>> begin EXCERPTED DATA

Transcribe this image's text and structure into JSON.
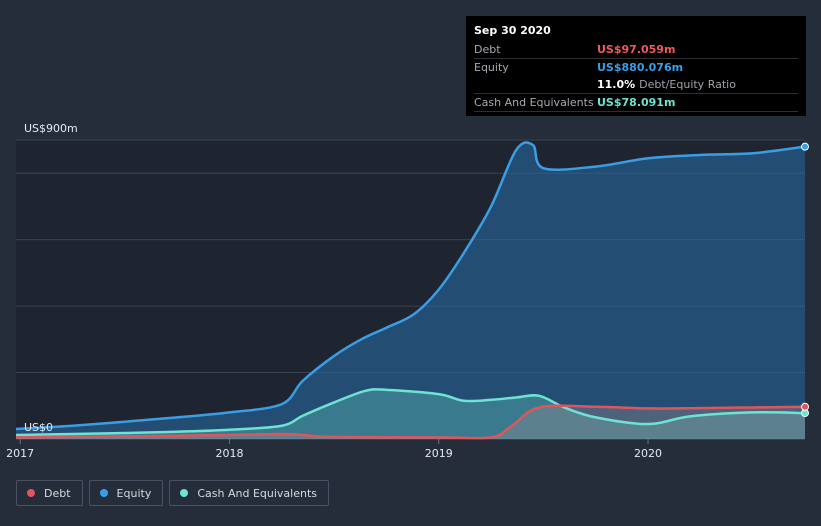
{
  "tooltip": {
    "date": "Sep 30 2020",
    "rows": [
      {
        "label": "Debt",
        "value": "US$97.059m",
        "color": "#ee5a5f"
      },
      {
        "label": "Equity",
        "value": "US$880.076m",
        "color": "#3a9ee6"
      },
      {
        "label": "",
        "value": "11.0%",
        "sub": "Debt/Equity Ratio",
        "color": "#ffffff"
      },
      {
        "label": "Cash And Equivalents",
        "value": "US$78.091m",
        "color": "#6ee3d4"
      }
    ]
  },
  "legend": [
    {
      "label": "Debt",
      "color": "#e0555c"
    },
    {
      "label": "Equity",
      "color": "#3a9ee6"
    },
    {
      "label": "Cash And Equivalents",
      "color": "#6ee3d4"
    }
  ],
  "chart_data": {
    "type": "area",
    "title": "",
    "xlabel": "",
    "ylabel": "",
    "y_top_label": "US$900m",
    "y_bottom_label": "US$0",
    "ylim": [
      0,
      900
    ],
    "xlim": [
      2016.98,
      2020.75
    ],
    "x_ticks": [
      {
        "value": 2017,
        "label": "2017"
      },
      {
        "value": 2018,
        "label": "2018"
      },
      {
        "value": 2019,
        "label": "2019"
      },
      {
        "value": 2020,
        "label": "2020"
      }
    ],
    "gridlines": [
      200,
      400,
      600,
      800,
      900
    ],
    "series": [
      {
        "name": "Equity",
        "color": "#3a9ee6",
        "x": [
          2016.98,
          2017.25,
          2017.5,
          2017.75,
          2018.0,
          2018.25,
          2018.35,
          2018.5,
          2018.63,
          2018.75,
          2018.88,
          2019.0,
          2019.12,
          2019.25,
          2019.37,
          2019.45,
          2019.5,
          2019.75,
          2020.0,
          2020.25,
          2020.5,
          2020.75
        ],
        "y": [
          30,
          40,
          52,
          65,
          80,
          105,
          175,
          250,
          300,
          335,
          375,
          450,
          560,
          700,
          870,
          885,
          815,
          820,
          845,
          855,
          860,
          880
        ]
      },
      {
        "name": "Cash And Equivalents",
        "color": "#6ee3d4",
        "x": [
          2016.98,
          2017.25,
          2017.5,
          2017.75,
          2018.0,
          2018.25,
          2018.35,
          2018.5,
          2018.65,
          2018.75,
          2019.0,
          2019.12,
          2019.25,
          2019.37,
          2019.48,
          2019.6,
          2019.75,
          2020.0,
          2020.2,
          2020.5,
          2020.75
        ],
        "y": [
          12,
          15,
          18,
          22,
          28,
          40,
          70,
          110,
          145,
          148,
          135,
          115,
          118,
          125,
          130,
          95,
          65,
          45,
          68,
          80,
          78
        ]
      },
      {
        "name": "Debt",
        "color": "#e0555c",
        "x": [
          2016.98,
          2017.5,
          2018.0,
          2018.25,
          2018.35,
          2018.5,
          2019.0,
          2019.25,
          2019.35,
          2019.48,
          2019.75,
          2020.0,
          2020.25,
          2020.5,
          2020.75
        ],
        "y": [
          5,
          8,
          12,
          15,
          12,
          6,
          5,
          5,
          40,
          95,
          97,
          92,
          93,
          95,
          97
        ]
      }
    ]
  }
}
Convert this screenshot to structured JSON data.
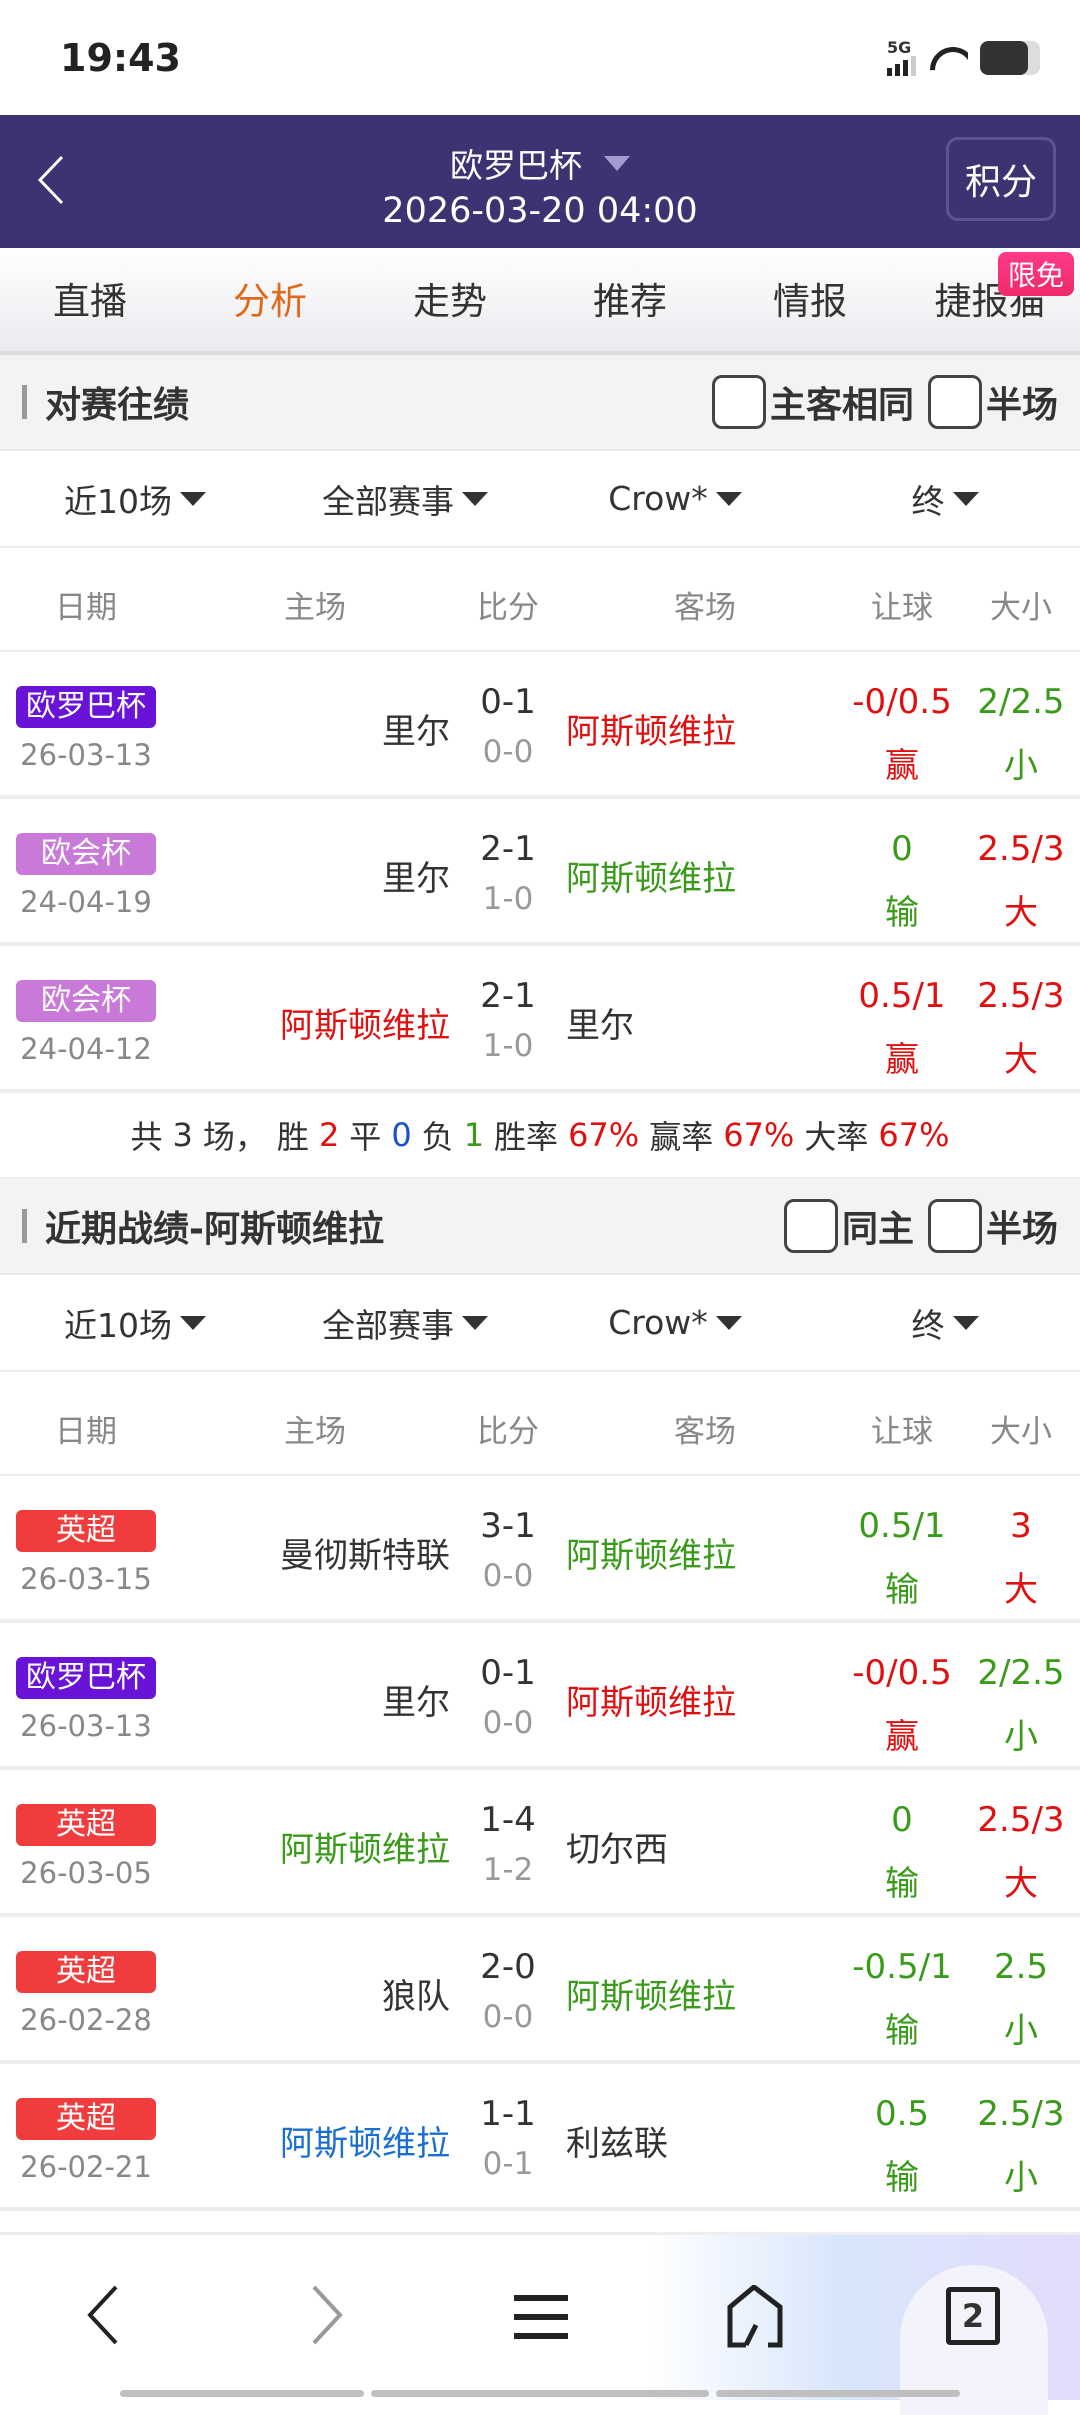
{
  "status": {
    "time": "19:43",
    "network": "5G",
    "icons": [
      "signal-icon",
      "wifi-icon",
      "battery-icon"
    ]
  },
  "header": {
    "title": "欧罗巴杯",
    "subtitle": "2026-03-20 04:00",
    "points_button": "积分",
    "bg": "#3d3373"
  },
  "tabs": [
    {
      "label": "直播"
    },
    {
      "label": "分析",
      "active": true
    },
    {
      "label": "走势"
    },
    {
      "label": "推荐"
    },
    {
      "label": "情报"
    },
    {
      "label": "捷报猫",
      "badge": "限免"
    }
  ],
  "h2h": {
    "title": "对赛往绩",
    "checks": [
      "主客相同",
      "半场"
    ],
    "filters": [
      "近10场",
      "全部赛事",
      "Crow*",
      "终"
    ],
    "columns": [
      "日期",
      "主场",
      "比分",
      "客场",
      "让球",
      "大小"
    ],
    "rows": [
      {
        "tag": "欧罗巴杯",
        "tag_color": "#6a13d8",
        "date": "26-03-13",
        "home": "里尔",
        "home_color": "#333333",
        "score": "0-1",
        "half": "0-0",
        "away": "阿斯顿维拉",
        "away_color": "#e01010",
        "hc": "-0/0.5",
        "hc_color": "#e01010",
        "hr": "赢",
        "hr_color": "#e01010",
        "ou": "2/2.5",
        "ou_color": "#3a9a1a",
        "or": "小",
        "or_color": "#3a9a1a"
      },
      {
        "tag": "欧会杯",
        "tag_color": "#c97ad9",
        "date": "24-04-19",
        "home": "里尔",
        "home_color": "#333333",
        "score": "2-1",
        "half": "1-0",
        "away": "阿斯顿维拉",
        "away_color": "#3a9a1a",
        "hc": "0",
        "hc_color": "#3a9a1a",
        "hr": "输",
        "hr_color": "#3a9a1a",
        "ou": "2.5/3",
        "ou_color": "#e01010",
        "or": "大",
        "or_color": "#e01010"
      },
      {
        "tag": "欧会杯",
        "tag_color": "#c97ad9",
        "date": "24-04-12",
        "home": "阿斯顿维拉",
        "home_color": "#e01010",
        "score": "2-1",
        "half": "1-0",
        "away": "里尔",
        "away_color": "#333333",
        "hc": "0.5/1",
        "hc_color": "#e01010",
        "hr": "赢",
        "hr_color": "#e01010",
        "ou": "2.5/3",
        "ou_color": "#e01010",
        "or": "大",
        "or_color": "#e01010"
      }
    ],
    "summary": {
      "total_prefix": "共",
      "total": "3",
      "total_suffix": "场，",
      "win_label": "胜",
      "win": "2",
      "draw_label": "平",
      "draw": "0",
      "loss_label": "负",
      "loss": "1",
      "winrate_label": "胜率",
      "winrate": "67%",
      "hcrate_label": "赢率",
      "hcrate": "67%",
      "overrate_label": "大率",
      "overrate": "67%"
    }
  },
  "recent": {
    "title": "近期战绩-阿斯顿维拉",
    "checks": [
      "同主",
      "半场"
    ],
    "filters": [
      "近10场",
      "全部赛事",
      "Crow*",
      "终"
    ],
    "columns": [
      "日期",
      "主场",
      "比分",
      "客场",
      "让球",
      "大小"
    ],
    "rows": [
      {
        "tag": "英超",
        "tag_color": "#f03c3c",
        "date": "26-03-15",
        "home": "曼彻斯特联",
        "home_color": "#333333",
        "score": "3-1",
        "half": "0-0",
        "away": "阿斯顿维拉",
        "away_color": "#3a9a1a",
        "hc": "0.5/1",
        "hc_color": "#3a9a1a",
        "hr": "输",
        "hr_color": "#3a9a1a",
        "ou": "3",
        "ou_color": "#e01010",
        "or": "大",
        "or_color": "#e01010"
      },
      {
        "tag": "欧罗巴杯",
        "tag_color": "#6a13d8",
        "date": "26-03-13",
        "home": "里尔",
        "home_color": "#333333",
        "score": "0-1",
        "half": "0-0",
        "away": "阿斯顿维拉",
        "away_color": "#e01010",
        "hc": "-0/0.5",
        "hc_color": "#e01010",
        "hr": "赢",
        "hr_color": "#e01010",
        "ou": "2/2.5",
        "ou_color": "#3a9a1a",
        "or": "小",
        "or_color": "#3a9a1a"
      },
      {
        "tag": "英超",
        "tag_color": "#f03c3c",
        "date": "26-03-05",
        "home": "阿斯顿维拉",
        "home_color": "#3a9a1a",
        "score": "1-4",
        "half": "1-2",
        "away": "切尔西",
        "away_color": "#333333",
        "hc": "0",
        "hc_color": "#3a9a1a",
        "hr": "输",
        "hr_color": "#3a9a1a",
        "ou": "2.5/3",
        "ou_color": "#e01010",
        "or": "大",
        "or_color": "#e01010"
      },
      {
        "tag": "英超",
        "tag_color": "#f03c3c",
        "date": "26-02-28",
        "home": "狼队",
        "home_color": "#333333",
        "score": "2-0",
        "half": "0-0",
        "away": "阿斯顿维拉",
        "away_color": "#3a9a1a",
        "hc": "-0.5/1",
        "hc_color": "#3a9a1a",
        "hr": "输",
        "hr_color": "#3a9a1a",
        "ou": "2.5",
        "ou_color": "#3a9a1a",
        "or": "小",
        "or_color": "#3a9a1a"
      },
      {
        "tag": "英超",
        "tag_color": "#f03c3c",
        "date": "26-02-21",
        "home": "阿斯顿维拉",
        "home_color": "#1a6fd0",
        "score": "1-1",
        "half": "0-1",
        "away": "利兹联",
        "away_color": "#333333",
        "hc": "0.5",
        "hc_color": "#3a9a1a",
        "hr": "输",
        "hr_color": "#3a9a1a",
        "ou": "2.5/3",
        "ou_color": "#3a9a1a",
        "or": "小",
        "or_color": "#3a9a1a"
      }
    ]
  },
  "bottom_nav": {
    "tab_count": "2",
    "icons": [
      "back-icon",
      "forward-icon",
      "menu-icon",
      "home-icon",
      "tabs-icon"
    ]
  }
}
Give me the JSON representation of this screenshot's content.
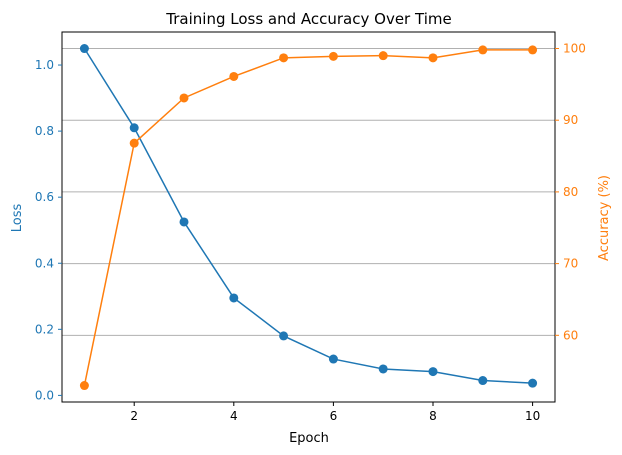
{
  "chart_data": {
    "type": "line",
    "title": "Training Loss and Accuracy Over Time",
    "xlabel": "Epoch",
    "ylabel_left": "Loss",
    "ylabel_right": "Accuracy (%)",
    "x": [
      1,
      2,
      3,
      4,
      5,
      6,
      7,
      8,
      9,
      10
    ],
    "xlim": [
      0.55,
      10.45
    ],
    "xticks": [
      2,
      4,
      6,
      8,
      10
    ],
    "ylim_left": [
      -0.02,
      1.1
    ],
    "yticks_left": [
      0.0,
      0.2,
      0.4,
      0.6,
      0.8,
      1.0
    ],
    "ylim_right": [
      50.7,
      102.3
    ],
    "yticks_right": [
      60,
      70,
      80,
      90,
      100
    ],
    "grid": "horizontal lines at right-axis ticks",
    "series": [
      {
        "axis": "left",
        "color": "#1f77b4",
        "values": [
          1.05,
          0.81,
          0.525,
          0.295,
          0.18,
          0.11,
          0.08,
          0.072,
          0.045,
          0.037
        ]
      },
      {
        "axis": "right",
        "color": "#ff7f0e",
        "values": [
          53.0,
          86.8,
          93.1,
          96.1,
          98.7,
          98.9,
          99.0,
          98.7,
          99.8,
          99.8
        ]
      }
    ]
  }
}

>> end EXCERPTED DATA

* TASK BRIEF
Figure out how many lines above include the string "score", then report that number and nothing else.

* TASK ANSWER
8